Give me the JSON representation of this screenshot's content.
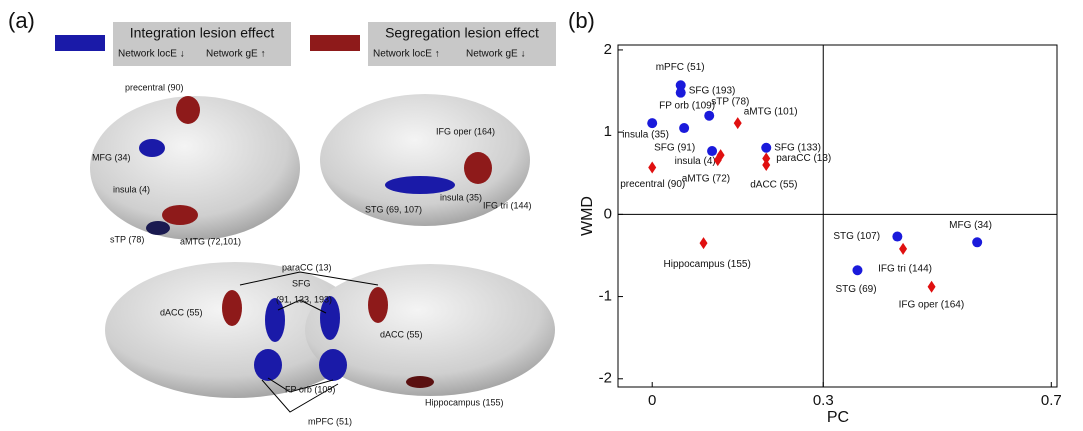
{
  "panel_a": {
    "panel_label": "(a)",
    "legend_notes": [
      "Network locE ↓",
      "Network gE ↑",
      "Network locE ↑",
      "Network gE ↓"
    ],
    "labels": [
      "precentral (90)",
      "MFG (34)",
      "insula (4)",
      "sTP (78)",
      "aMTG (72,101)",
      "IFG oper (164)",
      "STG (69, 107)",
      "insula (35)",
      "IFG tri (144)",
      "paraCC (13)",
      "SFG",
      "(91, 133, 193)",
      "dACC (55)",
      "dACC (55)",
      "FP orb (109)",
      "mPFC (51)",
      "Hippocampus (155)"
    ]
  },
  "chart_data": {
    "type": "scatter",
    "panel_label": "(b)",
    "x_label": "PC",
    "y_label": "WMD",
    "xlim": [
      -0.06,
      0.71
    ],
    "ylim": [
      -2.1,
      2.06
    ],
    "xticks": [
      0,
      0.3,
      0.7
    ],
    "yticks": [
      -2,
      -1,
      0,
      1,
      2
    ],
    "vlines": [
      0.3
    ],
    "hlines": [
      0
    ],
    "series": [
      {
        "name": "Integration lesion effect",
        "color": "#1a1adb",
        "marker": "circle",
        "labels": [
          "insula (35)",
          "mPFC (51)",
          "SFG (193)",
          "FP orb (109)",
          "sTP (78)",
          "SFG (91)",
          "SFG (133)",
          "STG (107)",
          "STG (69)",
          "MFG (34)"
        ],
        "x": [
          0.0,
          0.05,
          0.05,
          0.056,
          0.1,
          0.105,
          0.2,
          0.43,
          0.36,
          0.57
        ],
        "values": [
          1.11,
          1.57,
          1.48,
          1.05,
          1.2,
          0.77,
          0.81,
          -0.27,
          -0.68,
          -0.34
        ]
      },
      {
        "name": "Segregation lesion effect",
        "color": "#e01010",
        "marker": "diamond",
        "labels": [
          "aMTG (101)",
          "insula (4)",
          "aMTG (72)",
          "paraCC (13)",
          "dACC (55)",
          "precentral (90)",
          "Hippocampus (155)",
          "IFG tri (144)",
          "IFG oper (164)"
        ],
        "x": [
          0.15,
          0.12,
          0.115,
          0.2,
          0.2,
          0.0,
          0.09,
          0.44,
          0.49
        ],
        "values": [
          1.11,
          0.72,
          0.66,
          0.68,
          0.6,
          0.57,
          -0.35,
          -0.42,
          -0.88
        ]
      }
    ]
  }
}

==================================================

→ Problem
Generate a word-for-word copy of the preceding records, excluding all pictures.

→ Answer to the task
Give me the JSON representation of this screenshot's content.
{
  "panel_a": {
    "panel_label": "(a)",
    "legend_notes": [
      "Network locE ↓",
      "Network gE ↑",
      "Network locE ↑",
      "Network gE ↓"
    ],
    "labels": [
      "precentral (90)",
      "MFG (34)",
      "insula (4)",
      "sTP (78)",
      "aMTG (72,101)",
      "IFG oper (164)",
      "STG (69, 107)",
      "insula (35)",
      "IFG tri (144)",
      "paraCC (13)",
      "SFG",
      "(91, 133, 193)",
      "dACC (55)",
      "dACC (55)",
      "FP orb (109)",
      "mPFC (51)",
      "Hippocampus (155)"
    ]
  },
  "chart_data": {
    "type": "scatter",
    "panel_label": "(b)",
    "x_label": "PC",
    "y_label": "WMD",
    "xlim": [
      -0.06,
      0.71
    ],
    "ylim": [
      -2.1,
      2.06
    ],
    "xticks": [
      0,
      0.3,
      0.7
    ],
    "yticks": [
      -2,
      -1,
      0,
      1,
      2
    ],
    "vlines": [
      0.3
    ],
    "hlines": [
      0
    ],
    "series": [
      {
        "name": "Integration lesion effect",
        "color": "#1a1adb",
        "marker": "circle",
        "labels": [
          "insula (35)",
          "mPFC (51)",
          "SFG (193)",
          "FP orb (109)",
          "sTP (78)",
          "SFG (91)",
          "SFG (133)",
          "STG (107)",
          "STG (69)",
          "MFG (34)"
        ],
        "x": [
          0.0,
          0.05,
          0.05,
          0.056,
          0.1,
          0.105,
          0.2,
          0.43,
          0.36,
          0.57
        ],
        "values": [
          1.11,
          1.57,
          1.48,
          1.05,
          1.2,
          0.77,
          0.81,
          -0.27,
          -0.68,
          -0.34
        ]
      },
      {
        "name": "Segregation lesion effect",
        "color": "#e01010",
        "marker": "diamond",
        "labels": [
          "aMTG (101)",
          "insula (4)",
          "aMTG (72)",
          "paraCC (13)",
          "dACC (55)",
          "precentral (90)",
          "Hippocampus (155)",
          "IFG tri (144)",
          "IFG oper (164)"
        ],
        "x": [
          0.15,
          0.12,
          0.115,
          0.2,
          0.2,
          0.0,
          0.09,
          0.44,
          0.49
        ],
        "values": [
          1.11,
          0.72,
          0.66,
          0.68,
          0.6,
          0.57,
          -0.35,
          -0.42,
          -0.88
        ]
      }
    ]
  }
}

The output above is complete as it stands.